**What you are asked to do**
Produce a word-for-word copy of the listing below without its pictures.

**Data shown**
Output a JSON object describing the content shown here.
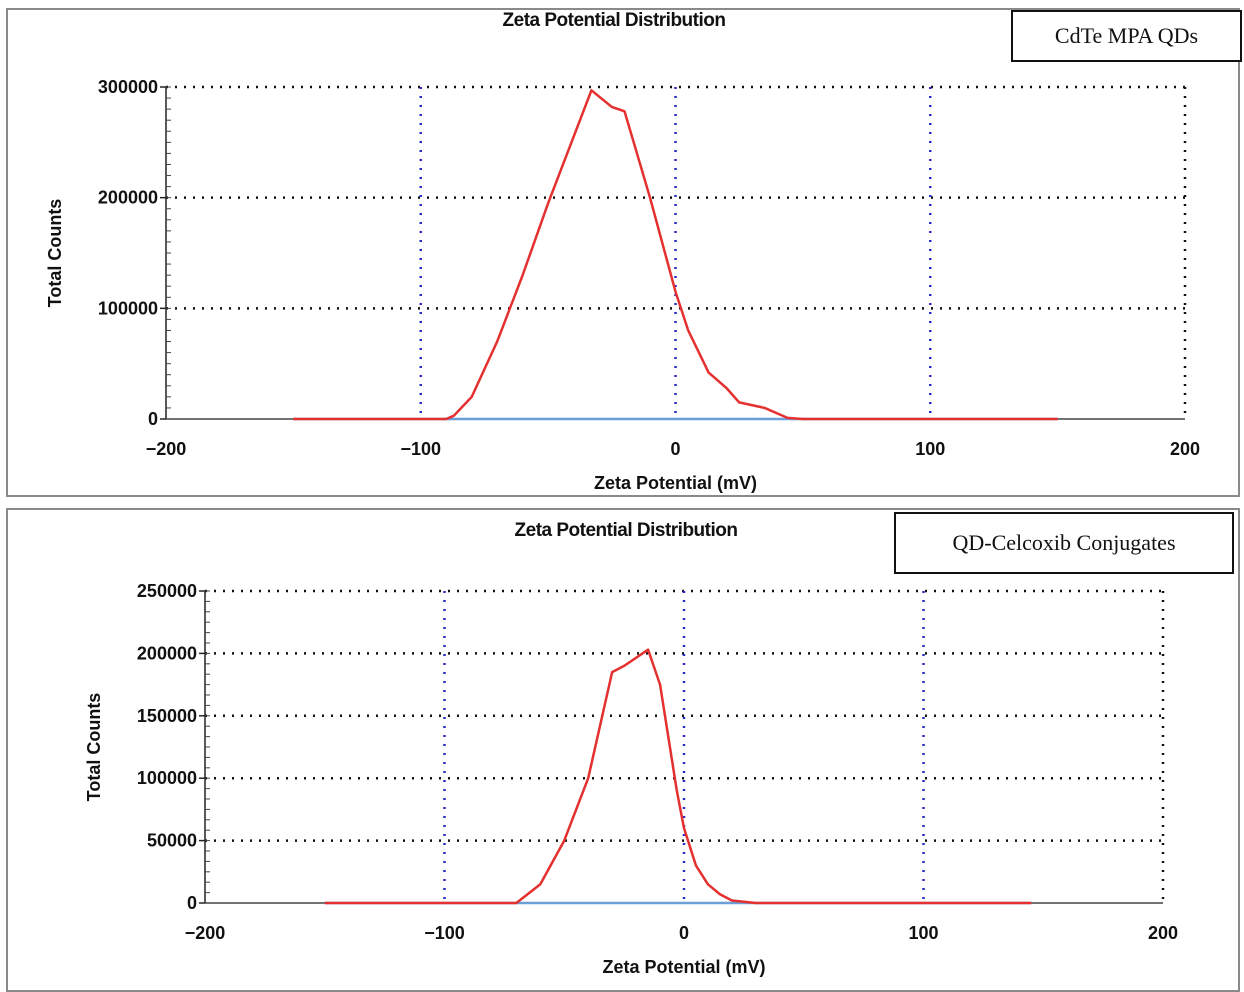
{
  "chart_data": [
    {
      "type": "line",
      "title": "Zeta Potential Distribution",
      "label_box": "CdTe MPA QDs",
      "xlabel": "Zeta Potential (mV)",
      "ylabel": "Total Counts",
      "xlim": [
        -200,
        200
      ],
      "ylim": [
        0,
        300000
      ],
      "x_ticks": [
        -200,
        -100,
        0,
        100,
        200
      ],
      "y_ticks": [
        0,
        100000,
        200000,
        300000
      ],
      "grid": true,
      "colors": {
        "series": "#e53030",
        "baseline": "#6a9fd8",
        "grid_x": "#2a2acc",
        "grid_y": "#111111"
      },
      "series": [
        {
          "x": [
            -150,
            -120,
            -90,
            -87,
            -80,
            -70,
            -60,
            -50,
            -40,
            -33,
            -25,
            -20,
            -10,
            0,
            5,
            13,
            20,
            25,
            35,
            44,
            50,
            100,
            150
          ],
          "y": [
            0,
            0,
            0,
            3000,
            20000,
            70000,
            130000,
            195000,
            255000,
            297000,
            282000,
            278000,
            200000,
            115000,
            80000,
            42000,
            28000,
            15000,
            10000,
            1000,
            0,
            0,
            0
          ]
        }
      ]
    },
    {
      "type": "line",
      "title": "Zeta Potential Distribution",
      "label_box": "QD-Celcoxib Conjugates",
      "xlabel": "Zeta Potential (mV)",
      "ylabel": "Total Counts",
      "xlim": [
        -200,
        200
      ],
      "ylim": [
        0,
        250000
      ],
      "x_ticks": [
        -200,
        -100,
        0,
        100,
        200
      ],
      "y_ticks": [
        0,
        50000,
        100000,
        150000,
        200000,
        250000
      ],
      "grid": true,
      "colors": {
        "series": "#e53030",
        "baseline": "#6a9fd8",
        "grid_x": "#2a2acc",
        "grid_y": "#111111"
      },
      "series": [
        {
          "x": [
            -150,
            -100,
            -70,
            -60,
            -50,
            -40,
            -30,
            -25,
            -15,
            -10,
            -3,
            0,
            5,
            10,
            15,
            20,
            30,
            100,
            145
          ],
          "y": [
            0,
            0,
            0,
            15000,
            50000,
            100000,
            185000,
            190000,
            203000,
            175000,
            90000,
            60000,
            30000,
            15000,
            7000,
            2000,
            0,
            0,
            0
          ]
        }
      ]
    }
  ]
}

**The solution**
Output a JSON object describing the content shown here.
{
  "chart_data": [
    {
      "type": "line",
      "title": "Zeta Potential Distribution",
      "label_box": "CdTe MPA QDs",
      "xlabel": "Zeta Potential (mV)",
      "ylabel": "Total Counts",
      "xlim": [
        -200,
        200
      ],
      "ylim": [
        0,
        300000
      ],
      "x_ticks": [
        -200,
        -100,
        0,
        100,
        200
      ],
      "y_ticks": [
        0,
        100000,
        200000,
        300000
      ],
      "grid": true,
      "colors": {
        "series": "#e53030",
        "baseline": "#6a9fd8",
        "grid_x": "#2a2acc",
        "grid_y": "#111111"
      },
      "series": [
        {
          "x": [
            -150,
            -120,
            -90,
            -87,
            -80,
            -70,
            -60,
            -50,
            -40,
            -33,
            -25,
            -20,
            -10,
            0,
            5,
            13,
            20,
            25,
            35,
            44,
            50,
            100,
            150
          ],
          "y": [
            0,
            0,
            0,
            3000,
            20000,
            70000,
            130000,
            195000,
            255000,
            297000,
            282000,
            278000,
            200000,
            115000,
            80000,
            42000,
            28000,
            15000,
            10000,
            1000,
            0,
            0,
            0
          ]
        }
      ]
    },
    {
      "type": "line",
      "title": "Zeta Potential Distribution",
      "label_box": "QD-Celcoxib Conjugates",
      "xlabel": "Zeta Potential (mV)",
      "ylabel": "Total Counts",
      "xlim": [
        -200,
        200
      ],
      "ylim": [
        0,
        250000
      ],
      "x_ticks": [
        -200,
        -100,
        0,
        100,
        200
      ],
      "y_ticks": [
        0,
        50000,
        100000,
        150000,
        200000,
        250000
      ],
      "grid": true,
      "colors": {
        "series": "#e53030",
        "baseline": "#6a9fd8",
        "grid_x": "#2a2acc",
        "grid_y": "#111111"
      },
      "series": [
        {
          "x": [
            -150,
            -100,
            -70,
            -60,
            -50,
            -40,
            -30,
            -25,
            -15,
            -10,
            -3,
            0,
            5,
            10,
            15,
            20,
            30,
            100,
            145
          ],
          "y": [
            0,
            0,
            0,
            15000,
            50000,
            100000,
            185000,
            190000,
            203000,
            175000,
            90000,
            60000,
            30000,
            15000,
            7000,
            2000,
            0,
            0,
            0
          ]
        }
      ]
    }
  ]
}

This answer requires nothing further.